Task objective - Return each line of the entries below that contains the string "track", keeping in mind that case counts.

Entries from a dataset
* begin *

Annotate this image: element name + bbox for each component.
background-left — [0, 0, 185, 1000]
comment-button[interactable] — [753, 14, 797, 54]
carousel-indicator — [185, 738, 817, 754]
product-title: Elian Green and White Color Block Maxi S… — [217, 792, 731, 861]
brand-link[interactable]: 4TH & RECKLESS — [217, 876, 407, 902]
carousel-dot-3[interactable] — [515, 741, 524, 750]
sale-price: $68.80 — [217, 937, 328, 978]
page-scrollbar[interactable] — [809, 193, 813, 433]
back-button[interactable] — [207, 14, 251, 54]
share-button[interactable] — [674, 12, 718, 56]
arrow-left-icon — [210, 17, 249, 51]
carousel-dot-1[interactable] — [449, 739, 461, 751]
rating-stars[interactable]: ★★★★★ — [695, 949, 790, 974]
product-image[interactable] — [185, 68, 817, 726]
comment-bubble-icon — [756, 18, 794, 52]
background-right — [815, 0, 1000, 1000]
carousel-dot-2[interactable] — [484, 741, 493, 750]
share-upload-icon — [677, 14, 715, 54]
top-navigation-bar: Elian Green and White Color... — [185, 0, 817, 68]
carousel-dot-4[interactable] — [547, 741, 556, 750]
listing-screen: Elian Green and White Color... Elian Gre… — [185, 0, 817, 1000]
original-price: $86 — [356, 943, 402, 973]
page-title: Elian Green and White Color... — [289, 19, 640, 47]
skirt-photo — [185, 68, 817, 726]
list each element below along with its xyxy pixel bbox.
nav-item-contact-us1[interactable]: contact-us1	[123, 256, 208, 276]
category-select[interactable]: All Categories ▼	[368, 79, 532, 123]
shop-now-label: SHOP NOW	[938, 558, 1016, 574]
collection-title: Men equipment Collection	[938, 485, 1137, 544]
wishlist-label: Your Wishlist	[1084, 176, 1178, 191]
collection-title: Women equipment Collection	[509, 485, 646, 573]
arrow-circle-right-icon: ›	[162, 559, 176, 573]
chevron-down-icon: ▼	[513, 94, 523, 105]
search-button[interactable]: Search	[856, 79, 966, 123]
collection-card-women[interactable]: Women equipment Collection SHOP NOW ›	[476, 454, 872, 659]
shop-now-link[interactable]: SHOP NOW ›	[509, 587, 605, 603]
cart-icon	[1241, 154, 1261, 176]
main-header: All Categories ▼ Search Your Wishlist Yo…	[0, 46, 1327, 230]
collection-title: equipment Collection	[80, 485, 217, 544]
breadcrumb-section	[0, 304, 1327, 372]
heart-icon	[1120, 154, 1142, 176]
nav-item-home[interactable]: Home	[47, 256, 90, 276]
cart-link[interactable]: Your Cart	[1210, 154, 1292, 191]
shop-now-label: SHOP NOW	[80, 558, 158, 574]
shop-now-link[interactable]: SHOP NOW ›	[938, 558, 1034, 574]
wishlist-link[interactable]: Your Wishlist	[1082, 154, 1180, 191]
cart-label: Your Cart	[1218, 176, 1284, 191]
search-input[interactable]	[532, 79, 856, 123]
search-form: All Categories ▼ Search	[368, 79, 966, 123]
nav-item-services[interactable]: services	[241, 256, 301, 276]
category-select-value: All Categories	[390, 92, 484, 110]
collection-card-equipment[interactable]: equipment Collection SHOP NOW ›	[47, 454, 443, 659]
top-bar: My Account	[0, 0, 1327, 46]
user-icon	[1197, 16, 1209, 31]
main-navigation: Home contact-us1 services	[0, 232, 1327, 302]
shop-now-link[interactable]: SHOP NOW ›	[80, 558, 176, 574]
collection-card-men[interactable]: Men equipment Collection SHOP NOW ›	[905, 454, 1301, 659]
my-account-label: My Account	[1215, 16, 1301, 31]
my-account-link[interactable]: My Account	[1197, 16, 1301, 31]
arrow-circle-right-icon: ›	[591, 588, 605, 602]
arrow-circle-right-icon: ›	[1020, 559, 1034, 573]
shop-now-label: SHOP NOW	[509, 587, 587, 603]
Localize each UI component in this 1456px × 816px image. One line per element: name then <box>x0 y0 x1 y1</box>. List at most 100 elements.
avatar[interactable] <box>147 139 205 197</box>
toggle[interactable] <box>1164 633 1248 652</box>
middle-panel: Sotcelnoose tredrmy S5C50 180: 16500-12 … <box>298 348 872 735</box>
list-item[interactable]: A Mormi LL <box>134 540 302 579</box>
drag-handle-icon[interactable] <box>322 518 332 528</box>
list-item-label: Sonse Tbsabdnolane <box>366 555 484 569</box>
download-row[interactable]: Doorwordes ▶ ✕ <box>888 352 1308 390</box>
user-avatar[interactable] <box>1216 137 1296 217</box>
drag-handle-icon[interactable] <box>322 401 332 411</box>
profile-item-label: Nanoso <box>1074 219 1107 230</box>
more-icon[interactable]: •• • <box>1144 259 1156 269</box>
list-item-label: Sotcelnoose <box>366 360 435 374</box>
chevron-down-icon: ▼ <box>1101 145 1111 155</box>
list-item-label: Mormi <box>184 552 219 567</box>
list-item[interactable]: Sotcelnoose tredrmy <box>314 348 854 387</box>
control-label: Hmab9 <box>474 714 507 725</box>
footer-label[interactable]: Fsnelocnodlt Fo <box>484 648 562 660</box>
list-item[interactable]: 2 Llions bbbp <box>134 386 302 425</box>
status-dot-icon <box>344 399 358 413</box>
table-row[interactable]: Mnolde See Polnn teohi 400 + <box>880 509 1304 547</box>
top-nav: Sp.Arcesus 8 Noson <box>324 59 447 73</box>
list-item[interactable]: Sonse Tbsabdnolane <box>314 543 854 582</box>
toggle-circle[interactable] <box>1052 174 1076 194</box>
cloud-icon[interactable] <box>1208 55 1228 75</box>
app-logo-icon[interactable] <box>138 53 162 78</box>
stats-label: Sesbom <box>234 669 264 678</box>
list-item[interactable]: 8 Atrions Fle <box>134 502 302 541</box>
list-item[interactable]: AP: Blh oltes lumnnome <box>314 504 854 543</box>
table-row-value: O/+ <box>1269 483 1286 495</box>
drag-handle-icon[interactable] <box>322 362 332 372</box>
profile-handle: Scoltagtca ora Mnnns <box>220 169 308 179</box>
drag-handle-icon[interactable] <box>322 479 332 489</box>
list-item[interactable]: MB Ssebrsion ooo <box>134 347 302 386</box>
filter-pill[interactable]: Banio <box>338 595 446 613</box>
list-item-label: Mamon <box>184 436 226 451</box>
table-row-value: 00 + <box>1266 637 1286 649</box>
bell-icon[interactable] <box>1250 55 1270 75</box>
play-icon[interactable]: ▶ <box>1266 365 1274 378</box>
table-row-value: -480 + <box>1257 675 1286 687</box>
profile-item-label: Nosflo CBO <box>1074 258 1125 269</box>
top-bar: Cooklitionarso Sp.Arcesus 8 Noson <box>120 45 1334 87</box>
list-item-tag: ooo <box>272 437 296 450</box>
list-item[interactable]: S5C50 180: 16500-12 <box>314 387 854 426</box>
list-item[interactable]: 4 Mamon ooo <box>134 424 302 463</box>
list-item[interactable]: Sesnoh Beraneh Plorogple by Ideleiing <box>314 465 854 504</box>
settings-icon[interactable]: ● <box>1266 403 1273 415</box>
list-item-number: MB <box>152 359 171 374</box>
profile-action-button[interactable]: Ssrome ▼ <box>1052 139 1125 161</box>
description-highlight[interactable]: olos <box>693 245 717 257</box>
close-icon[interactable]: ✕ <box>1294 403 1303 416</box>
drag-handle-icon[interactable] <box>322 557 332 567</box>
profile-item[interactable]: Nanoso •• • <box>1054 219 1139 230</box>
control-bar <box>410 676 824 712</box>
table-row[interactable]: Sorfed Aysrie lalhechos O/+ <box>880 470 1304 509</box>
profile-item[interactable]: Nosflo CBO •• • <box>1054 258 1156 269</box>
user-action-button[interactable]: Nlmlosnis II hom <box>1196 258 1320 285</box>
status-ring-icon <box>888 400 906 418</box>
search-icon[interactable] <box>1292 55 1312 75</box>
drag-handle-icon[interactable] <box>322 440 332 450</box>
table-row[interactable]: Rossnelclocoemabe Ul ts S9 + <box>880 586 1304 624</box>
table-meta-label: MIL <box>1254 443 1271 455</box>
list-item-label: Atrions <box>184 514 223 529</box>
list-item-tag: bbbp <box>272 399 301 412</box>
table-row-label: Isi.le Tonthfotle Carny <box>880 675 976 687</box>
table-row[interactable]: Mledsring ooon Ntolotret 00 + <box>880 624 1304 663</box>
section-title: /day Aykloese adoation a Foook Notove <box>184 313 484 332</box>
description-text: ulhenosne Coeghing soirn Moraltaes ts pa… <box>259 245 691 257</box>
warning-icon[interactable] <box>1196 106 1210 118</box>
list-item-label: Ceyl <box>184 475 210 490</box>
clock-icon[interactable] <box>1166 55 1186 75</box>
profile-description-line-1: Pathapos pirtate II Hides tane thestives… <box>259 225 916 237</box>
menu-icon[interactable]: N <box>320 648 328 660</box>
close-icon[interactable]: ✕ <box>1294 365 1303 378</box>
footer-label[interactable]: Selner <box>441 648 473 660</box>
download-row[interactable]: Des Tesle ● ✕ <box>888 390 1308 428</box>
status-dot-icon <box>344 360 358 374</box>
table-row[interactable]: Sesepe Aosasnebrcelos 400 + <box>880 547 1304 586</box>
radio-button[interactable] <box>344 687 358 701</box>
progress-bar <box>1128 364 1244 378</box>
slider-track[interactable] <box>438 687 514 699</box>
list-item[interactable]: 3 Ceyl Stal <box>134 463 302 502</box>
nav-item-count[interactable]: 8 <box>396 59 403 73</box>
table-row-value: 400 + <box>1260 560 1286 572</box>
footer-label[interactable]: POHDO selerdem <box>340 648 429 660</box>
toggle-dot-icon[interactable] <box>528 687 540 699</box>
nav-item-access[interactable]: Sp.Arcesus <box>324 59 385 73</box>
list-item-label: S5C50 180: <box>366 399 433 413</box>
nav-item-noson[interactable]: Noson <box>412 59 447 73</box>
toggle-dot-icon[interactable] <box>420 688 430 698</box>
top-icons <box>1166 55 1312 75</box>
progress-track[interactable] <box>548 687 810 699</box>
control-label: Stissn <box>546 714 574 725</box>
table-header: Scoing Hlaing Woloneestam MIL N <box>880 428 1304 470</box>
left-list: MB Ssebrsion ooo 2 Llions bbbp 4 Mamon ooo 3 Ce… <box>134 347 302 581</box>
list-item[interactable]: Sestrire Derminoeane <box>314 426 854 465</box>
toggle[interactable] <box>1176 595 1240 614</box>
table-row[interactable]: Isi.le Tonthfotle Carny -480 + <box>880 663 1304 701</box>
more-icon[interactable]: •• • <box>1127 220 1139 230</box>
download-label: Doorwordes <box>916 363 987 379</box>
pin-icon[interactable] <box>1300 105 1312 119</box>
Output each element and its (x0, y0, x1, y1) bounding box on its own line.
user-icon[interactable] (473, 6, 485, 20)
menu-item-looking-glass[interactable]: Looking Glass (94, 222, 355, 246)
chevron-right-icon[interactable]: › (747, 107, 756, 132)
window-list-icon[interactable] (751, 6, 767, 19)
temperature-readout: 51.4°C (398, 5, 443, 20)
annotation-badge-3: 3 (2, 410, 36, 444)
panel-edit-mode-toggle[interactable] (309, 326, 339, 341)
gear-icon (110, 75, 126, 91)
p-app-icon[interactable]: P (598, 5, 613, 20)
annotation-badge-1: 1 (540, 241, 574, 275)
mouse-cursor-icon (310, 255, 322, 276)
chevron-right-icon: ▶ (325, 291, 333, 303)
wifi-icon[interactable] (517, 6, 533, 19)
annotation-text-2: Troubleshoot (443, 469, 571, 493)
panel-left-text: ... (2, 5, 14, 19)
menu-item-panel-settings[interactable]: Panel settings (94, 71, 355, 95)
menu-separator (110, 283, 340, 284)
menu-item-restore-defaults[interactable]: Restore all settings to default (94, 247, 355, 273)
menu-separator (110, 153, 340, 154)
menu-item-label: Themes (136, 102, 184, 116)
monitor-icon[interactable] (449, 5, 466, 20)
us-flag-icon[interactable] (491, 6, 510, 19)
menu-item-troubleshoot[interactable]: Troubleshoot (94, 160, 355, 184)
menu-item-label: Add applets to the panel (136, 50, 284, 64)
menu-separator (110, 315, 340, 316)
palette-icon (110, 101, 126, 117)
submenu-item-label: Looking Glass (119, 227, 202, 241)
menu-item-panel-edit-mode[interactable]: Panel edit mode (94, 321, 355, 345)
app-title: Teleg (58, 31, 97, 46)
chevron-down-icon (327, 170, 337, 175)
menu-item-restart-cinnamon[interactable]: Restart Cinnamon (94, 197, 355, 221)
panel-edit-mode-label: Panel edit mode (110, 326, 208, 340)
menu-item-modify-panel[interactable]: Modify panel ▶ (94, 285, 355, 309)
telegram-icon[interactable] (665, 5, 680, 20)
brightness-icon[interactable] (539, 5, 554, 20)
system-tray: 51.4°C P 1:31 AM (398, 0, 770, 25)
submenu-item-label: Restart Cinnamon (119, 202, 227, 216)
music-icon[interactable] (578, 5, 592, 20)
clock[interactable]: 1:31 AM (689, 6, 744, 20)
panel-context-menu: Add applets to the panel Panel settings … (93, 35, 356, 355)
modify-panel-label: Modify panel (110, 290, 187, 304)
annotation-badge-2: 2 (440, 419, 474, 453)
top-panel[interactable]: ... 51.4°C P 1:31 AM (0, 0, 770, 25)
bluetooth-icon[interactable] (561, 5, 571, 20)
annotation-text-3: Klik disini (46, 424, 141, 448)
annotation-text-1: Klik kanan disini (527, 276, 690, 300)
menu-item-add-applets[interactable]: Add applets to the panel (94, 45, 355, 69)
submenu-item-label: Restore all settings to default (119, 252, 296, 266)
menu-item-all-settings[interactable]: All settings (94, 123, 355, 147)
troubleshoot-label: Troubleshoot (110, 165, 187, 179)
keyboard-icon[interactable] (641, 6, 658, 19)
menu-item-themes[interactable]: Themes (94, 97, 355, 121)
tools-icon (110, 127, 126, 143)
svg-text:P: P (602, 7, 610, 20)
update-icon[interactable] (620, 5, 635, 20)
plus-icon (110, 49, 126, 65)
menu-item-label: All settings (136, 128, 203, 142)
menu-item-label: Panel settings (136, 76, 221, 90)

* end *

Complete answer -
slider-track[interactable] <box>438 687 514 699</box>
progress-track[interactable] <box>548 687 810 699</box>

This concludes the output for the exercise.